Written request
Return the records word for word. Any pictures in them are not part of the copy.

____

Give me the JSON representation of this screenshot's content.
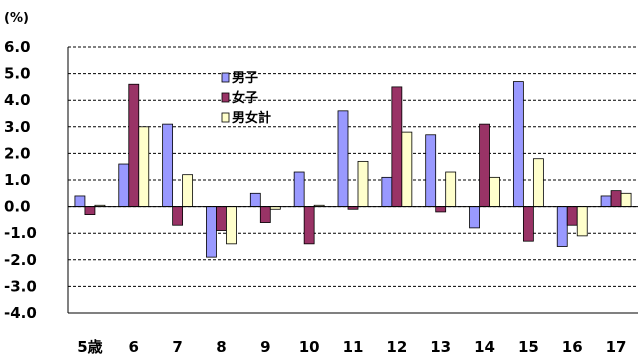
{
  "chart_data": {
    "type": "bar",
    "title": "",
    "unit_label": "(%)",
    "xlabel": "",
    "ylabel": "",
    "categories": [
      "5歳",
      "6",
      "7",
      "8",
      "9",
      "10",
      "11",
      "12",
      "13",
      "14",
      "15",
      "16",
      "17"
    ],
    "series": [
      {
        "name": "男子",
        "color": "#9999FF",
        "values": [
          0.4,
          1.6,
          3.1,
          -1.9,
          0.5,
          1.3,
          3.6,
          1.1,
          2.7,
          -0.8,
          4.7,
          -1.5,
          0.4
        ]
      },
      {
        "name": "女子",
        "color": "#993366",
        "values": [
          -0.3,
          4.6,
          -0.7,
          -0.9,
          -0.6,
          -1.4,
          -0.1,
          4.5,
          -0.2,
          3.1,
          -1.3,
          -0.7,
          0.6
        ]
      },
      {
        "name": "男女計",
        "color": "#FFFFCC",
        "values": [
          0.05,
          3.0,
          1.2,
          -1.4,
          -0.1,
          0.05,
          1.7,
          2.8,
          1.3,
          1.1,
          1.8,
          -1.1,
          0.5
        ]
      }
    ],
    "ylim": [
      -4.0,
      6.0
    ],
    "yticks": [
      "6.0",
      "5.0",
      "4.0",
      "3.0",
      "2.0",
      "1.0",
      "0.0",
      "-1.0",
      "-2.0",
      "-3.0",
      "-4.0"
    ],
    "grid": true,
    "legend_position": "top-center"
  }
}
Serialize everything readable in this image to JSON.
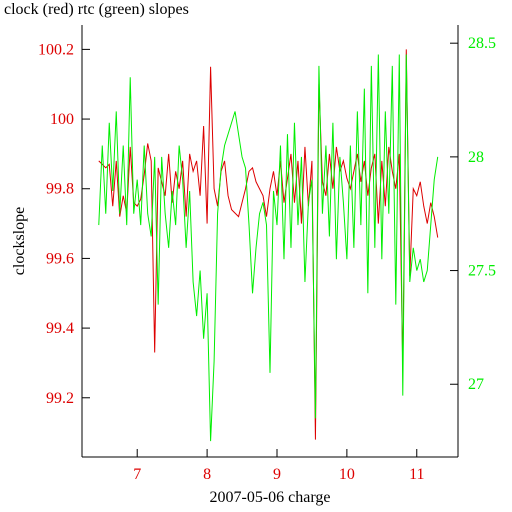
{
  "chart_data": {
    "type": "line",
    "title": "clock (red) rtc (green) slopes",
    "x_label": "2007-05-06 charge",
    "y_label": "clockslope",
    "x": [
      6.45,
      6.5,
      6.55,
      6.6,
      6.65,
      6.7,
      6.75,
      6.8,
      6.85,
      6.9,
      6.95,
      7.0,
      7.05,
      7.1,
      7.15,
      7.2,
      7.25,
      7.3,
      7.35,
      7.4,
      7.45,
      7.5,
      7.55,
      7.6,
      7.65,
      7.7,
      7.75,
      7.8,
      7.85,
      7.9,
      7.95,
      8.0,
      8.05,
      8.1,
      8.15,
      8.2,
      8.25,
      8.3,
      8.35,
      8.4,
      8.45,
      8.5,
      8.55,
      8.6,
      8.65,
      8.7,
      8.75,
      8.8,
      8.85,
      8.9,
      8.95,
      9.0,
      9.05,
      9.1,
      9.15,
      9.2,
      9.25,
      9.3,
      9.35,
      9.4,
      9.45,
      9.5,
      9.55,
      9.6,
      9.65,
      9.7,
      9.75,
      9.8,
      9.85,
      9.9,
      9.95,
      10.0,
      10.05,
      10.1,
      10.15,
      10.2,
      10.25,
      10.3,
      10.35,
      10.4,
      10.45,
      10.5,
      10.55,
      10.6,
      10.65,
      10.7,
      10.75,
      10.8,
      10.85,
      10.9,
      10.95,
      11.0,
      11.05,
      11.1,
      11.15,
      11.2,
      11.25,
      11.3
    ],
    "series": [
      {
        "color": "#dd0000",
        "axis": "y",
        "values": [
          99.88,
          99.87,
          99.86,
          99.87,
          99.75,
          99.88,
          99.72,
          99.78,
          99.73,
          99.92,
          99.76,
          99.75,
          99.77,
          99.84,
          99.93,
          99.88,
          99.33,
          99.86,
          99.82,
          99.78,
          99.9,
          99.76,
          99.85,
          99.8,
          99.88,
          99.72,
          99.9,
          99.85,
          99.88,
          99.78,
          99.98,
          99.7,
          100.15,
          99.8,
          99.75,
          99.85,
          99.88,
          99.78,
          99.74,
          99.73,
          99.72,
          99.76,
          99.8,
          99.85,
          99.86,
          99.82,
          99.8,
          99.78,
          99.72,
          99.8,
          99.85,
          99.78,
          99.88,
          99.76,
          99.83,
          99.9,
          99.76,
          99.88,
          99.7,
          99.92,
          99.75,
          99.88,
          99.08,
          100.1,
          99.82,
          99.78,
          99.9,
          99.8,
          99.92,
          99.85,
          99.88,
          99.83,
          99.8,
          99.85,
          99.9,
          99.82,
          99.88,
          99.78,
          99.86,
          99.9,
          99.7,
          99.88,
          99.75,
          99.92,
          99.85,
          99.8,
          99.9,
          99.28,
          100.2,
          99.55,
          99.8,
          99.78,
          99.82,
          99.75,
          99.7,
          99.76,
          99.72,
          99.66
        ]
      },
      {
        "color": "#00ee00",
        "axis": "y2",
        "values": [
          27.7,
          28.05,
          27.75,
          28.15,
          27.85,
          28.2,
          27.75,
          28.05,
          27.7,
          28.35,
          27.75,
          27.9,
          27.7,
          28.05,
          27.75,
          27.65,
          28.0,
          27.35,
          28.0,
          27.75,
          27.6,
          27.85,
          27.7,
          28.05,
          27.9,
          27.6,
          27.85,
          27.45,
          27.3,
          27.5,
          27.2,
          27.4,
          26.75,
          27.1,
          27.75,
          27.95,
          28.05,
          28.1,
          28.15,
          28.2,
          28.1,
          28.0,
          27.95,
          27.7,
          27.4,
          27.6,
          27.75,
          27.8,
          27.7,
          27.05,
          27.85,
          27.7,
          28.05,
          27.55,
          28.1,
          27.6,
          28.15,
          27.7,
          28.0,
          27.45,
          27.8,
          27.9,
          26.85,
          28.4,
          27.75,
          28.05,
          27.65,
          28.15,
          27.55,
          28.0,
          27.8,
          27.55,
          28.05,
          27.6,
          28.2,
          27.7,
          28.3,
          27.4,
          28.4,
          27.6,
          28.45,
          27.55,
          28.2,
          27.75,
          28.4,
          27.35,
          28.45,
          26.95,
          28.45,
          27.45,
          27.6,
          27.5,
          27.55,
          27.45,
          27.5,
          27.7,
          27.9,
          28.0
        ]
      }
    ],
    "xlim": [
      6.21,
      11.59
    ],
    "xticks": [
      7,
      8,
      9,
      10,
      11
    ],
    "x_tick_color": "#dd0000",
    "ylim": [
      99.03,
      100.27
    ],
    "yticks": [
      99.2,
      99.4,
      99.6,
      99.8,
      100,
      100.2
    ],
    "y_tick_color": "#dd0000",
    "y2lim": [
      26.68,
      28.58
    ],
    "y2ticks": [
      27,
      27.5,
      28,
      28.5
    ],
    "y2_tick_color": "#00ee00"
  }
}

____

Full answer
Give me the JSON representation of this screenshot's content.
{
  "chart_data": {
    "type": "bar",
    "title": "",
    "unit_label": "(%)",
    "xlabel": "",
    "ylabel": "",
    "categories": [
      "5歳",
      "6",
      "7",
      "8",
      "9",
      "10",
      "11",
      "12",
      "13",
      "14",
      "15",
      "16",
      "17"
    ],
    "series": [
      {
        "name": "男子",
        "color": "#9999FF",
        "values": [
          0.4,
          1.6,
          3.1,
          -1.9,
          0.5,
          1.3,
          3.6,
          1.1,
          2.7,
          -0.8,
          4.7,
          -1.5,
          0.4
        ]
      },
      {
        "name": "女子",
        "color": "#993366",
        "values": [
          -0.3,
          4.6,
          -0.7,
          -0.9,
          -0.6,
          -1.4,
          -0.1,
          4.5,
          -0.2,
          3.1,
          -1.3,
          -0.7,
          0.6
        ]
      },
      {
        "name": "男女計",
        "color": "#FFFFCC",
        "values": [
          0.05,
          3.0,
          1.2,
          -1.4,
          -0.1,
          0.05,
          1.7,
          2.8,
          1.3,
          1.1,
          1.8,
          -1.1,
          0.5
        ]
      }
    ],
    "ylim": [
      -4.0,
      6.0
    ],
    "yticks": [
      "6.0",
      "5.0",
      "4.0",
      "3.0",
      "2.0",
      "1.0",
      "0.0",
      "-1.0",
      "-2.0",
      "-3.0",
      "-4.0"
    ],
    "grid": true,
    "legend_position": "top-center"
  }
}
Serialize everything readable in this image to JSON.
{
  "chart_data": {
    "type": "line",
    "title": "clock (red) rtc (green) slopes",
    "x_label": "2007-05-06 charge",
    "y_label": "clockslope",
    "x": [
      6.45,
      6.5,
      6.55,
      6.6,
      6.65,
      6.7,
      6.75,
      6.8,
      6.85,
      6.9,
      6.95,
      7.0,
      7.05,
      7.1,
      7.15,
      7.2,
      7.25,
      7.3,
      7.35,
      7.4,
      7.45,
      7.5,
      7.55,
      7.6,
      7.65,
      7.7,
      7.75,
      7.8,
      7.85,
      7.9,
      7.95,
      8.0,
      8.05,
      8.1,
      8.15,
      8.2,
      8.25,
      8.3,
      8.35,
      8.4,
      8.45,
      8.5,
      8.55,
      8.6,
      8.65,
      8.7,
      8.75,
      8.8,
      8.85,
      8.9,
      8.95,
      9.0,
      9.05,
      9.1,
      9.15,
      9.2,
      9.25,
      9.3,
      9.35,
      9.4,
      9.45,
      9.5,
      9.55,
      9.6,
      9.65,
      9.7,
      9.75,
      9.8,
      9.85,
      9.9,
      9.95,
      10.0,
      10.05,
      10.1,
      10.15,
      10.2,
      10.25,
      10.3,
      10.35,
      10.4,
      10.45,
      10.5,
      10.55,
      10.6,
      10.65,
      10.7,
      10.75,
      10.8,
      10.85,
      10.9,
      10.95,
      11.0,
      11.05,
      11.1,
      11.15,
      11.2,
      11.25,
      11.3
    ],
    "series": [
      {
        "color": "#dd0000",
        "axis": "y",
        "values": [
          99.88,
          99.87,
          99.86,
          99.87,
          99.75,
          99.88,
          99.72,
          99.78,
          99.73,
          99.92,
          99.76,
          99.75,
          99.77,
          99.84,
          99.93,
          99.88,
          99.33,
          99.86,
          99.82,
          99.78,
          99.9,
          99.76,
          99.85,
          99.8,
          99.88,
          99.72,
          99.9,
          99.85,
          99.88,
          99.78,
          99.98,
          99.7,
          100.15,
          99.8,
          99.75,
          99.85,
          99.88,
          99.78,
          99.74,
          99.73,
          99.72,
          99.76,
          99.8,
          99.85,
          99.86,
          99.82,
          99.8,
          99.78,
          99.72,
          99.8,
          99.85,
          99.78,
          99.88,
          99.76,
          99.83,
          99.9,
          99.76,
          99.88,
          99.7,
          99.92,
          99.75,
          99.88,
          99.08,
          100.1,
          99.82,
          99.78,
          99.9,
          99.8,
          99.92,
          99.85,
          99.88,
          99.83,
          99.8,
          99.85,
          99.9,
          99.82,
          99.88,
          99.78,
          99.86,
          99.9,
          99.7,
          99.88,
          99.75,
          99.92,
          99.85,
          99.8,
          99.9,
          99.28,
          100.2,
          99.55,
          99.8,
          99.78,
          99.82,
          99.75,
          99.7,
          99.76,
          99.72,
          99.66
        ]
      },
      {
        "color": "#00ee00",
        "axis": "y2",
        "values": [
          27.7,
          28.05,
          27.75,
          28.15,
          27.85,
          28.2,
          27.75,
          28.05,
          27.7,
          28.35,
          27.75,
          27.9,
          27.7,
          28.05,
          27.75,
          27.65,
          28.0,
          27.35,
          28.0,
          27.75,
          27.6,
          27.85,
          27.7,
          28.05,
          27.9,
          27.6,
          27.85,
          27.45,
          27.3,
          27.5,
          27.2,
          27.4,
          26.75,
          27.1,
          27.75,
          27.95,
          28.05,
          28.1,
          28.15,
          28.2,
          28.1,
          28.0,
          27.95,
          27.7,
          27.4,
          27.6,
          27.75,
          27.8,
          27.7,
          27.05,
          27.85,
          27.7,
          28.05,
          27.55,
          28.1,
          27.6,
          28.15,
          27.7,
          28.0,
          27.45,
          27.8,
          27.9,
          26.85,
          28.4,
          27.75,
          28.05,
          27.65,
          28.15,
          27.55,
          28.0,
          27.8,
          27.55,
          28.05,
          27.6,
          28.2,
          27.7,
          28.3,
          27.4,
          28.4,
          27.6,
          28.45,
          27.55,
          28.2,
          27.75,
          28.4,
          27.35,
          28.45,
          26.95,
          28.45,
          27.45,
          27.6,
          27.5,
          27.55,
          27.45,
          27.5,
          27.7,
          27.9,
          28.0
        ]
      }
    ],
    "xlim": [
      6.21,
      11.59
    ],
    "xticks": [
      7,
      8,
      9,
      10,
      11
    ],
    "x_tick_color": "#dd0000",
    "ylim": [
      99.03,
      100.27
    ],
    "yticks": [
      99.2,
      99.4,
      99.6,
      99.8,
      100,
      100.2
    ],
    "y_tick_color": "#dd0000",
    "y2lim": [
      26.68,
      28.58
    ],
    "y2ticks": [
      27,
      27.5,
      28,
      28.5
    ],
    "y2_tick_color": "#00ee00"
  }
}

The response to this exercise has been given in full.